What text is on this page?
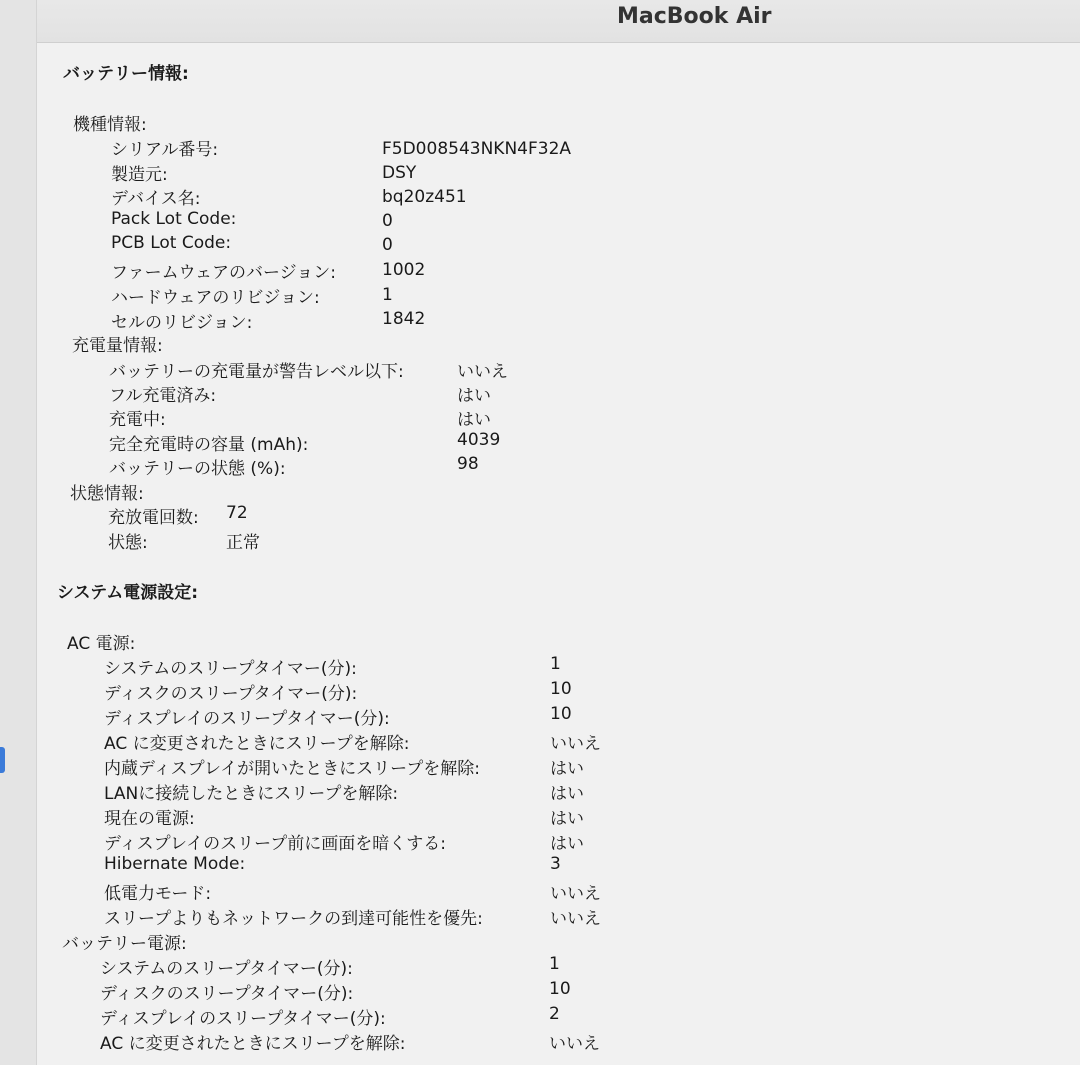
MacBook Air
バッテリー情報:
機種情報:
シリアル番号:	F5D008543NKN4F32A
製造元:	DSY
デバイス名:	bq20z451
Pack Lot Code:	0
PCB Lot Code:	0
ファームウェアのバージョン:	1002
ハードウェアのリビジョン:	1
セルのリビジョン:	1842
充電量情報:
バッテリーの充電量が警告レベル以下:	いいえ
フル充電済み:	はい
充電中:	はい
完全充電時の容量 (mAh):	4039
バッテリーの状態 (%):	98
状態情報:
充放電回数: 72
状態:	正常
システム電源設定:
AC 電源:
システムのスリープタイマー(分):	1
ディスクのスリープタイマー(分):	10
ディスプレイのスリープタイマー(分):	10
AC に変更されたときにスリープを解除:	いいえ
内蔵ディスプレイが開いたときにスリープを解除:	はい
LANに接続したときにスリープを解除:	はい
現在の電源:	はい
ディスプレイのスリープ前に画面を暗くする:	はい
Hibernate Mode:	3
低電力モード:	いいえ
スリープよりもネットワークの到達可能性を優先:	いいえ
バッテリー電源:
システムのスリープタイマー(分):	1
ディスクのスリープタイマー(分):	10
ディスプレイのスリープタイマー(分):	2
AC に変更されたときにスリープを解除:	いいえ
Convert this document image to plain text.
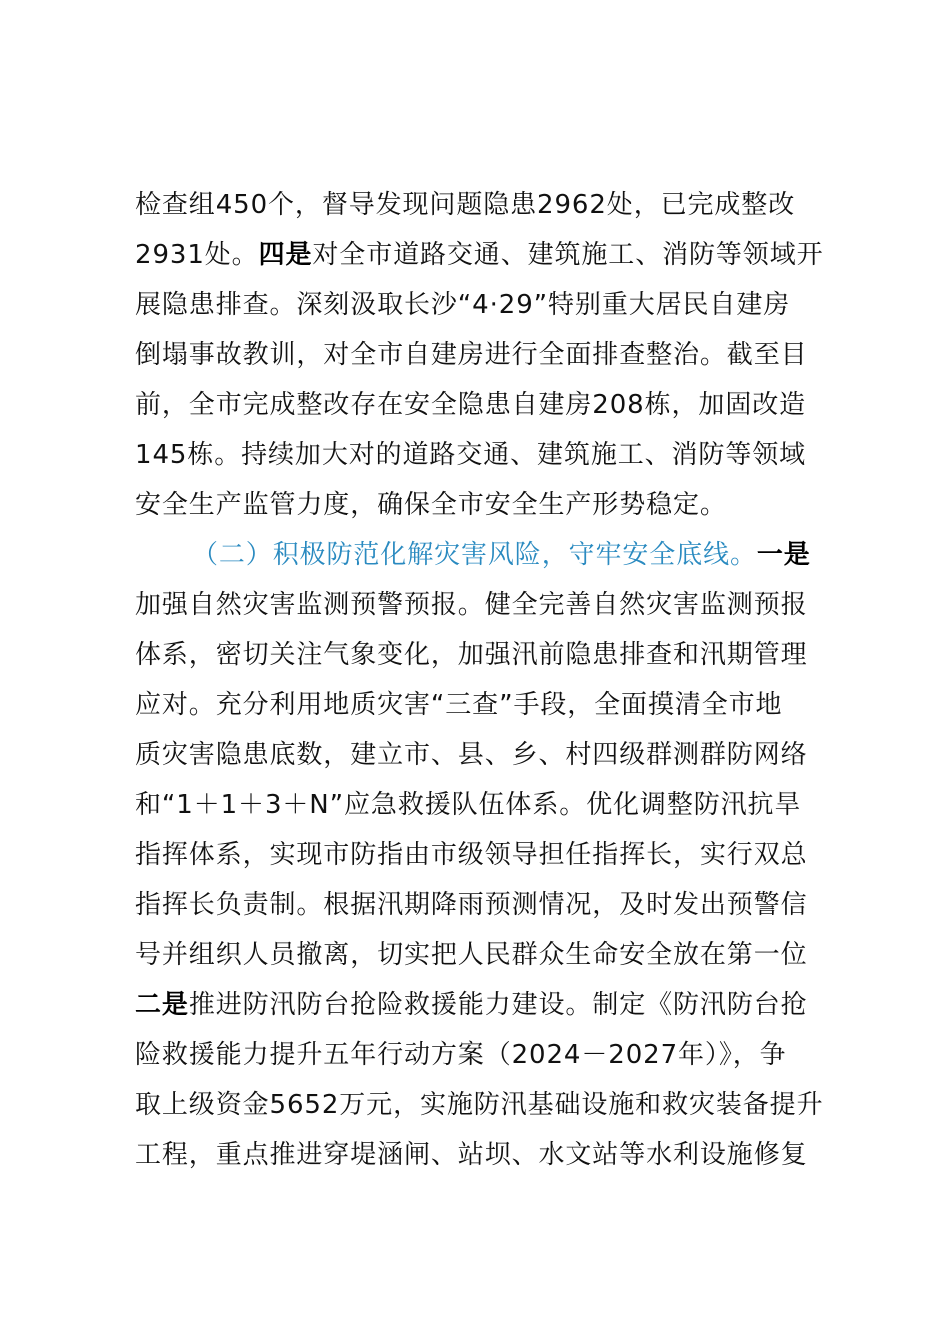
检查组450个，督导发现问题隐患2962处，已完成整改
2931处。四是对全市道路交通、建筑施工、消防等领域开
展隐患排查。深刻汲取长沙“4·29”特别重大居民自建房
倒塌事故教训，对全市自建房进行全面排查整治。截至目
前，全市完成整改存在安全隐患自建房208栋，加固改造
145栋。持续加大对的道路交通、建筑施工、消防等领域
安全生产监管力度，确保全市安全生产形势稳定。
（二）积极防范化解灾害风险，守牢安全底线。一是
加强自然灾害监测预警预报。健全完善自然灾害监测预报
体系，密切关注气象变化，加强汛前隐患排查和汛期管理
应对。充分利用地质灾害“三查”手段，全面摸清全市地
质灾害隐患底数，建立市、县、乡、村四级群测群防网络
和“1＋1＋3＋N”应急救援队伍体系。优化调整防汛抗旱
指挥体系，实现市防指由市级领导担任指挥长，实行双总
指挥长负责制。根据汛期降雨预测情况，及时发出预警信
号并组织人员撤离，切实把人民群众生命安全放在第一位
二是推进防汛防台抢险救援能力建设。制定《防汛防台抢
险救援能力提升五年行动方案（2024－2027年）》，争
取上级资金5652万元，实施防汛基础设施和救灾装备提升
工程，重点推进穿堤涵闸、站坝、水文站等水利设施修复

- _Directive_: Consider the entries above and return each line with the string "this".

- _Worked solution_:
What text is on this page?
Convert this document image to plain text.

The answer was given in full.